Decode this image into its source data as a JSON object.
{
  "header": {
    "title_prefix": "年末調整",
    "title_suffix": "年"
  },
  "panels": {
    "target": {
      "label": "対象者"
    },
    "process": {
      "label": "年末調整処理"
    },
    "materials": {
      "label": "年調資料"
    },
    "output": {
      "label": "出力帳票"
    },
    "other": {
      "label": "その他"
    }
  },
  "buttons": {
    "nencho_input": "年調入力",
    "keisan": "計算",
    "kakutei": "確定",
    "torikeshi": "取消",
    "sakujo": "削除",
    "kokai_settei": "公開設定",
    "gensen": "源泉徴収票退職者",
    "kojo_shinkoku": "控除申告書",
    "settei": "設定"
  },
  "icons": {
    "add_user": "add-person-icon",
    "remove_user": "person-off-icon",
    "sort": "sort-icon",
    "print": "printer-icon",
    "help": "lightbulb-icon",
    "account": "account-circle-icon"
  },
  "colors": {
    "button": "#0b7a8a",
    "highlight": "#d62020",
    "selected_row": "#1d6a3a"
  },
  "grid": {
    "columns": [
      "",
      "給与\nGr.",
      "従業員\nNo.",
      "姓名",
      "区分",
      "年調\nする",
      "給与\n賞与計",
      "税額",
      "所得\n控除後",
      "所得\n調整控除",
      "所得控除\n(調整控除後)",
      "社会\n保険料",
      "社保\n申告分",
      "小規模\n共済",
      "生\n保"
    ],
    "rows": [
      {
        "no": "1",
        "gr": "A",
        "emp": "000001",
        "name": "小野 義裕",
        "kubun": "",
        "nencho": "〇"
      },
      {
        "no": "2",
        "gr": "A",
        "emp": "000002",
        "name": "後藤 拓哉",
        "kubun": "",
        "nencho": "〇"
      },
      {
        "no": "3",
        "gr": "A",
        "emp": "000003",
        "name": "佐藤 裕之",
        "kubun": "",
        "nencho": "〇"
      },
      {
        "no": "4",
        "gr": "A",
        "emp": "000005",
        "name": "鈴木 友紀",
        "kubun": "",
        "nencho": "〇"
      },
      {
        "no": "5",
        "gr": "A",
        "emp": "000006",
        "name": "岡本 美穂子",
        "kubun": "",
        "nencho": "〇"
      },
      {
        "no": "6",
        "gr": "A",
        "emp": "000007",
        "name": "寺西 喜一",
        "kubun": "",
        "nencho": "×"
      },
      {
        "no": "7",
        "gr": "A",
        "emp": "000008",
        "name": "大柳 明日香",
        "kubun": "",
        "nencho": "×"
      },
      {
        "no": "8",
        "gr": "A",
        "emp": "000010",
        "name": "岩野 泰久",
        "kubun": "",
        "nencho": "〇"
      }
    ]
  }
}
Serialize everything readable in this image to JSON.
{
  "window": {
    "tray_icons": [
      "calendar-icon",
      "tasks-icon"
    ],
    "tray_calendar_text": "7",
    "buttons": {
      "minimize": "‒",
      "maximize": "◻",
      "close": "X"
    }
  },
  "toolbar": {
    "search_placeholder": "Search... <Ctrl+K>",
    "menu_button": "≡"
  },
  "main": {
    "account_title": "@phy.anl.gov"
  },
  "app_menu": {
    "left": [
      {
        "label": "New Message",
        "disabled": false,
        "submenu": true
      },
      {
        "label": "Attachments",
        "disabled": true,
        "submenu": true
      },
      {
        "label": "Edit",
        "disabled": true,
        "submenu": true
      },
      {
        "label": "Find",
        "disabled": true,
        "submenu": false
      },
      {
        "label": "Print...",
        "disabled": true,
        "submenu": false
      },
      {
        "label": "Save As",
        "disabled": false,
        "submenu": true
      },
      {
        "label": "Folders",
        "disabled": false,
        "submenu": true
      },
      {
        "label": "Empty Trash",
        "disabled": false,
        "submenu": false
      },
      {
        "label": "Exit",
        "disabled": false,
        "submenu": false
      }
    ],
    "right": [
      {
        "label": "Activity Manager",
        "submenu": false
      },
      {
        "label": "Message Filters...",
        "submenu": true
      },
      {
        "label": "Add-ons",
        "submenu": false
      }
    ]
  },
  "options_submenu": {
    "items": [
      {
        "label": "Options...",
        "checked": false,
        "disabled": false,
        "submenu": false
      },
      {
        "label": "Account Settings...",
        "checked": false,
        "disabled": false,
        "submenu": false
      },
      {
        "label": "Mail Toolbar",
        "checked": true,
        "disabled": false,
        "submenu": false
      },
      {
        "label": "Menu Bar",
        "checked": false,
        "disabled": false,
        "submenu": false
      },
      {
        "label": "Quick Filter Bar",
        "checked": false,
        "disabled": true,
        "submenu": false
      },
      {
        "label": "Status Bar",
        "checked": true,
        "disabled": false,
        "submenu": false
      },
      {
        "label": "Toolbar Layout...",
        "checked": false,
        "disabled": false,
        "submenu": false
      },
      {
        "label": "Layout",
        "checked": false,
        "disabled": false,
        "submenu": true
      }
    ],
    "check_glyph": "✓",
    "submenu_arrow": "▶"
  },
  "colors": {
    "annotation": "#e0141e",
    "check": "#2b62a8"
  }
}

========

Set task:
From the preceding material, extract every line exactly.

Response to this exercise:
Decode this image into its source data as a JSON object.
{
  "header": {
    "title_prefix": "年末調整",
    "title_suffix": "年"
  },
  "panels": {
    "target": {
      "label": "対象者"
    },
    "process": {
      "label": "年末調整処理"
    },
    "materials": {
      "label": "年調資料"
    },
    "output": {
      "label": "出力帳票"
    },
    "other": {
      "label": "その他"
    }
  },
  "buttons": {
    "nencho_input": "年調入力",
    "keisan": "計算",
    "kakutei": "確定",
    "torikeshi": "取消",
    "sakujo": "削除",
    "kokai_settei": "公開設定",
    "gensen": "源泉徴収票退職者",
    "kojo_shinkoku": "控除申告書",
    "settei": "設定"
  },
  "icons": {
    "add_user": "add-person-icon",
    "remove_user": "person-off-icon",
    "sort": "sort-icon",
    "print": "printer-icon",
    "help": "lightbulb-icon",
    "account": "account-circle-icon"
  },
  "colors": {
    "button": "#0b7a8a",
    "highlight": "#d62020",
    "selected_row": "#1d6a3a"
  },
  "grid": {
    "columns": [
      "",
      "給与\nGr.",
      "従業員\nNo.",
      "姓名",
      "区分",
      "年調\nする",
      "給与\n賞与計",
      "税額",
      "所得\n控除後",
      "所得\n調整控除",
      "所得控除\n(調整控除後)",
      "社会\n保険料",
      "社保\n申告分",
      "小規模\n共済",
      "生\n保"
    ],
    "rows": [
      {
        "no": "1",
        "gr": "A",
        "emp": "000001",
        "name": "小野 義裕",
        "kubun": "",
        "nencho": "〇"
      },
      {
        "no": "2",
        "gr": "A",
        "emp": "000002",
        "name": "後藤 拓哉",
        "kubun": "",
        "nencho": "〇"
      },
      {
        "no": "3",
        "gr": "A",
        "emp": "000003",
        "name": "佐藤 裕之",
        "kubun": "",
        "nencho": "〇"
      },
      {
        "no": "4",
        "gr": "A",
        "emp": "000005",
        "name": "鈴木 友紀",
        "kubun": "",
        "nencho": "〇"
      },
      {
        "no": "5",
        "gr": "A",
        "emp": "000006",
        "name": "岡本 美穂子",
        "kubun": "",
        "nencho": "〇"
      },
      {
        "no": "6",
        "gr": "A",
        "emp": "000007",
        "name": "寺西 喜一",
        "kubun": "",
        "nencho": "×"
      },
      {
        "no": "7",
        "gr": "A",
        "emp": "000008",
        "name": "大柳 明日香",
        "kubun": "",
        "nencho": "×"
      },
      {
        "no": "8",
        "gr": "A",
        "emp": "000010",
        "name": "岩野 泰久",
        "kubun": "",
        "nencho": "〇"
      }
    ]
  }
}
Serialize everything readable in this image to JSON.
{
  "window": {
    "tray_icons": [
      "calendar-icon",
      "tasks-icon"
    ],
    "tray_calendar_text": "7",
    "buttons": {
      "minimize": "‒",
      "maximize": "◻",
      "close": "X"
    }
  },
  "toolbar": {
    "search_placeholder": "Search... <Ctrl+K>",
    "menu_button": "≡"
  },
  "main": {
    "account_title": "@phy.anl.gov"
  },
  "app_menu": {
    "left": [
      {
        "label": "New Message",
        "disabled": false,
        "submenu": true
      },
      {
        "label": "Attachments",
        "disabled": true,
        "submenu": true
      },
      {
        "label": "Edit",
        "disabled": true,
        "submenu": true
      },
      {
        "label": "Find",
        "disabled": true,
        "submenu": false
      },
      {
        "label": "Print...",
        "disabled": true,
        "submenu": false
      },
      {
        "label": "Save As",
        "disabled": false,
        "submenu": true
      },
      {
        "label": "Folders",
        "disabled": false,
        "submenu": true
      },
      {
        "label": "Empty Trash",
        "disabled": false,
        "submenu": false
      },
      {
        "label": "Exit",
        "disabled": false,
        "submenu": false
      }
    ],
    "right": [
      {
        "label": "Activity Manager",
        "submenu": false
      },
      {
        "label": "Message Filters...",
        "submenu": true
      },
      {
        "label": "Add-ons",
        "submenu": false
      }
    ]
  },
  "options_submenu": {
    "items": [
      {
        "label": "Options...",
        "checked": false,
        "disabled": false,
        "submenu": false
      },
      {
        "label": "Account Settings...",
        "checked": false,
        "disabled": false,
        "submenu": false
      },
      {
        "label": "Mail Toolbar",
        "checked": true,
        "disabled": false,
        "submenu": false
      },
      {
        "label": "Menu Bar",
        "checked": false,
        "disabled": false,
        "submenu": false
      },
      {
        "label": "Quick Filter Bar",
        "checked": false,
        "disabled": true,
        "submenu": false
      },
      {
        "label": "Status Bar",
        "checked": true,
        "disabled": false,
        "submenu": false
      },
      {
        "label": "Toolbar Layout...",
        "checked": false,
        "disabled": false,
        "submenu": false
      },
      {
        "label": "Layout",
        "checked": false,
        "disabled": false,
        "submenu": true
      }
    ],
    "check_glyph": "✓",
    "submenu_arrow": "▶"
  },
  "colors": {
    "annotation": "#e0141e",
    "check": "#2b62a8"
  }
}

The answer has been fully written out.